= EXERCISE AIM =
Track down each line that has the word "Android" and copy it.

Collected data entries
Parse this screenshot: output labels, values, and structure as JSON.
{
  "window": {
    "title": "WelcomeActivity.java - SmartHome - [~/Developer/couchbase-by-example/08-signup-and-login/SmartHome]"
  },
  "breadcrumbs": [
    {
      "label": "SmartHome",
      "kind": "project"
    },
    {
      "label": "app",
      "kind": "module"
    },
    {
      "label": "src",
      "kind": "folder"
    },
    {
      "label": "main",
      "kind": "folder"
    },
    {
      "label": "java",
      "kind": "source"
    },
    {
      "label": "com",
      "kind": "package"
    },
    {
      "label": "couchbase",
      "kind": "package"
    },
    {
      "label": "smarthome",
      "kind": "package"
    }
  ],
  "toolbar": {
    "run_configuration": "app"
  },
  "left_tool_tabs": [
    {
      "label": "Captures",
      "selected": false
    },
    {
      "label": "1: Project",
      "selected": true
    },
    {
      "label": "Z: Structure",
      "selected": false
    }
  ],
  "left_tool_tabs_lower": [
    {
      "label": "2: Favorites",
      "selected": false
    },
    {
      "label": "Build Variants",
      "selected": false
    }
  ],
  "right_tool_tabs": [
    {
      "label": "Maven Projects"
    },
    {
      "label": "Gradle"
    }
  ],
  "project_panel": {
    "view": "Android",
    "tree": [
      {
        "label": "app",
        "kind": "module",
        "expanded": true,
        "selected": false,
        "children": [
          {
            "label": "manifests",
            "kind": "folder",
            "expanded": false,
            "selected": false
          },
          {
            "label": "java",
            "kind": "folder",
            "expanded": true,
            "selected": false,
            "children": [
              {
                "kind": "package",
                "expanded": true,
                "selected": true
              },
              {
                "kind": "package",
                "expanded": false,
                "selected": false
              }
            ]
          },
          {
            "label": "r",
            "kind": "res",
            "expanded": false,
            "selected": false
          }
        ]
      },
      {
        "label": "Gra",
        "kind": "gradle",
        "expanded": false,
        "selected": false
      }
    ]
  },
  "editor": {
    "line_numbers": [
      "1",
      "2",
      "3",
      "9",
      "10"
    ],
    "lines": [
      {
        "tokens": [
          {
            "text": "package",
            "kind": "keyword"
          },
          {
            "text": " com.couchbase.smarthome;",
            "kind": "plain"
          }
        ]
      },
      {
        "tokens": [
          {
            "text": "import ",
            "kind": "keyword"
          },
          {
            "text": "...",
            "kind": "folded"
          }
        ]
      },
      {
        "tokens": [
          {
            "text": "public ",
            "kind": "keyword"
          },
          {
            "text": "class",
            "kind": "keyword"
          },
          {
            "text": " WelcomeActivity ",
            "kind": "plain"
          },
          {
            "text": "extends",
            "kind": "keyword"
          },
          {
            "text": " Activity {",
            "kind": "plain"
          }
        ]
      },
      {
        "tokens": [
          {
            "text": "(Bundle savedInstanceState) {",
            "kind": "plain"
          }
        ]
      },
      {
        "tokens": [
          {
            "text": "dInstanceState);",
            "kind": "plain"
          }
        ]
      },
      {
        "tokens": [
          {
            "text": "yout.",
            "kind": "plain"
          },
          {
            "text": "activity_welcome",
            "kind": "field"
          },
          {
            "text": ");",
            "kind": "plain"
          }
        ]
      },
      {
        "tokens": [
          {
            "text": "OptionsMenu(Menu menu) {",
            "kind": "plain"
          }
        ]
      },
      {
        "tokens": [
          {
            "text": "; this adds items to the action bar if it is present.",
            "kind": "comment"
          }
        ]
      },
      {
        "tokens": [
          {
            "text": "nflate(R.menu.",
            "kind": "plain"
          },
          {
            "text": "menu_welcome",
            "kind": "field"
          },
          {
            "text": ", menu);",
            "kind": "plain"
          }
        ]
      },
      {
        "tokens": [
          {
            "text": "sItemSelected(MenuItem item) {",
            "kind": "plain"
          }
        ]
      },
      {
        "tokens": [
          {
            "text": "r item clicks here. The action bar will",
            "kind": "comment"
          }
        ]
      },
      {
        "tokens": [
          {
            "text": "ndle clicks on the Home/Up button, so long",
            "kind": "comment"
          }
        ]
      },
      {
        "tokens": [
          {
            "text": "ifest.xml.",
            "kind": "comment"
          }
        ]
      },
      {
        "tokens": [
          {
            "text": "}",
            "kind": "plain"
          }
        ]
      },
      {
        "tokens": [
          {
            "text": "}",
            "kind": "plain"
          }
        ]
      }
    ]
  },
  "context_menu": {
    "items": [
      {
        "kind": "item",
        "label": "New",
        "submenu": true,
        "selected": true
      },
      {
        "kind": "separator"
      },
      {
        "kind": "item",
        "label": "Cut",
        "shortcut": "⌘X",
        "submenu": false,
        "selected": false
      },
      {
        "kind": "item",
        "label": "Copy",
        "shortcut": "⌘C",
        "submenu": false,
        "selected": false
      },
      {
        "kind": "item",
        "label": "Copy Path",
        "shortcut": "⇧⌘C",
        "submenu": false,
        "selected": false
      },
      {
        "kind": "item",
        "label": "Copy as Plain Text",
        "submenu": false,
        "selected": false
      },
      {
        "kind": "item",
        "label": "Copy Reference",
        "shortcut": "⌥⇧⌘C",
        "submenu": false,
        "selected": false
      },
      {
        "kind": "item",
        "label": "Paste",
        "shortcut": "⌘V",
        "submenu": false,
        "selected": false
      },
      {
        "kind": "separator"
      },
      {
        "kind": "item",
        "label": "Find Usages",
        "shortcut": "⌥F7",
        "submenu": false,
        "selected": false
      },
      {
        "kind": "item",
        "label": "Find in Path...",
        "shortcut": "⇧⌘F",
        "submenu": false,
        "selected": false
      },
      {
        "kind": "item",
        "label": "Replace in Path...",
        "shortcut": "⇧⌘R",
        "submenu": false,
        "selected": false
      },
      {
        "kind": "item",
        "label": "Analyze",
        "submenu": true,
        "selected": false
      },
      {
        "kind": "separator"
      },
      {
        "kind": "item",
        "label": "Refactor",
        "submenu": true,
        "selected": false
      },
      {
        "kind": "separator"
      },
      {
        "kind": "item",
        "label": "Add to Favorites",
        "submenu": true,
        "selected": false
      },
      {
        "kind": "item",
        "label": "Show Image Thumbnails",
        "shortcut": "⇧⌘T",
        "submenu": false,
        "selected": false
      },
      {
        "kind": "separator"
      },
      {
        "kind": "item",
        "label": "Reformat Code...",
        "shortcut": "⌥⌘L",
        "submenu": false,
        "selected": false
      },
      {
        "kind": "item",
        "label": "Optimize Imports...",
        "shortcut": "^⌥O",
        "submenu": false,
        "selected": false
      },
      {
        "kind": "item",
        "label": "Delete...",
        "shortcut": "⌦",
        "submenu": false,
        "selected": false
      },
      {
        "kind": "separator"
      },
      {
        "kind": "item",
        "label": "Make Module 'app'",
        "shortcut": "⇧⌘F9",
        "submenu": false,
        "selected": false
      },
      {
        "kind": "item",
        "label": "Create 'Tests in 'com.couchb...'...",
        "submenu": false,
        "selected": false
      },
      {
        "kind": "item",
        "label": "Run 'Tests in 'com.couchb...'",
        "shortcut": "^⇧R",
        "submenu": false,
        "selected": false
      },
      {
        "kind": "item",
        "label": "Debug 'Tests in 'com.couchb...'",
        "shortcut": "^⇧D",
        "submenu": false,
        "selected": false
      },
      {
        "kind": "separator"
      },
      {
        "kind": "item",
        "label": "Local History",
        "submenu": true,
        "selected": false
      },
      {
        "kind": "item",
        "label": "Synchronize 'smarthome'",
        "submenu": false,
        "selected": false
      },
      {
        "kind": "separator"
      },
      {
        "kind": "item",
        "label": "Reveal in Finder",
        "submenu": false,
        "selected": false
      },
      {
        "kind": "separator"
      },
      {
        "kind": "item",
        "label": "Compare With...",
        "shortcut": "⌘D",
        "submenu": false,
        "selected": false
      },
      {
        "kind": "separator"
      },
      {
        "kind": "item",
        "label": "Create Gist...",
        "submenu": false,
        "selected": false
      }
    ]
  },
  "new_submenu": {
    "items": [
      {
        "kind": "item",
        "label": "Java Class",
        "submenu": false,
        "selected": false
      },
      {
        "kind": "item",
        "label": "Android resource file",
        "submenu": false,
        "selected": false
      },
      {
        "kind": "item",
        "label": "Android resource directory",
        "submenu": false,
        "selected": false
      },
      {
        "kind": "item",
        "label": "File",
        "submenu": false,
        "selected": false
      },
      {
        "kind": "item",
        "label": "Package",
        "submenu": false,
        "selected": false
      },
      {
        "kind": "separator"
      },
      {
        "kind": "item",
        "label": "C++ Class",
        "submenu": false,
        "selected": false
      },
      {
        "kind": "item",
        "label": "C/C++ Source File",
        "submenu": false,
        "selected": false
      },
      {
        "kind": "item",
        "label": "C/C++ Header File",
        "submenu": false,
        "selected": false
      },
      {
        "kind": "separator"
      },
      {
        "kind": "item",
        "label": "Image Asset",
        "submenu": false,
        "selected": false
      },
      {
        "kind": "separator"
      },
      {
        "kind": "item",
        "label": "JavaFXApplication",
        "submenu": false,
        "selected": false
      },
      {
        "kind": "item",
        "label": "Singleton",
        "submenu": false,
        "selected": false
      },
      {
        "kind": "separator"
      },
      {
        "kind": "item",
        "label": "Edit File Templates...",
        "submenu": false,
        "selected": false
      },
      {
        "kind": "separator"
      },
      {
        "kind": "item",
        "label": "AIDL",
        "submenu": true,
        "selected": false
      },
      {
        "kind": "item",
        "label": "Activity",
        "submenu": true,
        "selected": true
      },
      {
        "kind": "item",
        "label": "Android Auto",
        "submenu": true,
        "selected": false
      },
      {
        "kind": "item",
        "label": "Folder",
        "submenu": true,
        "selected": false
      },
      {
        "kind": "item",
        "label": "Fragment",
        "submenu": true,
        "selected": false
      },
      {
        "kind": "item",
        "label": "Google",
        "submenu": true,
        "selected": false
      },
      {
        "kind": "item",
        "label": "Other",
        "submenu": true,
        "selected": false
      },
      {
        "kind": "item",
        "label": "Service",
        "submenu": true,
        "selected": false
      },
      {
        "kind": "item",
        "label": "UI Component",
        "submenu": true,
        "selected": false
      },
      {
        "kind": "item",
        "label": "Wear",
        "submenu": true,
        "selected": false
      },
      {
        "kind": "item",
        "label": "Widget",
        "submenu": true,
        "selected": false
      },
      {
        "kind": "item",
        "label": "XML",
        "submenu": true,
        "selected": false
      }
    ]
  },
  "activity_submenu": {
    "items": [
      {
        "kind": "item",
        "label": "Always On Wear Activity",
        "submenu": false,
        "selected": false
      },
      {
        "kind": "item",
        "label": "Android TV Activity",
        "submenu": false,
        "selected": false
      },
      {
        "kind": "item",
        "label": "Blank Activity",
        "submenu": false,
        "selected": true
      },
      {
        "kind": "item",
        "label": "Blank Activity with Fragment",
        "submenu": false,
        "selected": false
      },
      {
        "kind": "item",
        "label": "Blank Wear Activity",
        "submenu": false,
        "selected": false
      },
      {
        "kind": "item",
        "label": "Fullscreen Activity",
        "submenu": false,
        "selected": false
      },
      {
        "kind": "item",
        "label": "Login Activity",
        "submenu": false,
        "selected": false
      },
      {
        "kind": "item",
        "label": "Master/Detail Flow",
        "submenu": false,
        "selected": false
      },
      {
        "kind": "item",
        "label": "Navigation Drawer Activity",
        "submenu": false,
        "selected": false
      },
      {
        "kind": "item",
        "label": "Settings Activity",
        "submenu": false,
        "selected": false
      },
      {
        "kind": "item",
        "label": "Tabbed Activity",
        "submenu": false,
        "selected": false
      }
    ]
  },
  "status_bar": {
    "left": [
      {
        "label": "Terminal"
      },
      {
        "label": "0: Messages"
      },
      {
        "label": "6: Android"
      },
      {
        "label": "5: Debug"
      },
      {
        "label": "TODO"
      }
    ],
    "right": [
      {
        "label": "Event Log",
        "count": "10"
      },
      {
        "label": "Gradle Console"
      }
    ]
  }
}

= REPLY =
    "view": "Android",
        "label": "Android resource file",
        "label": "Android resource directory",
        "label": "Android Auto",
        "label": "Android TV Activity",
        "label": "6: Android"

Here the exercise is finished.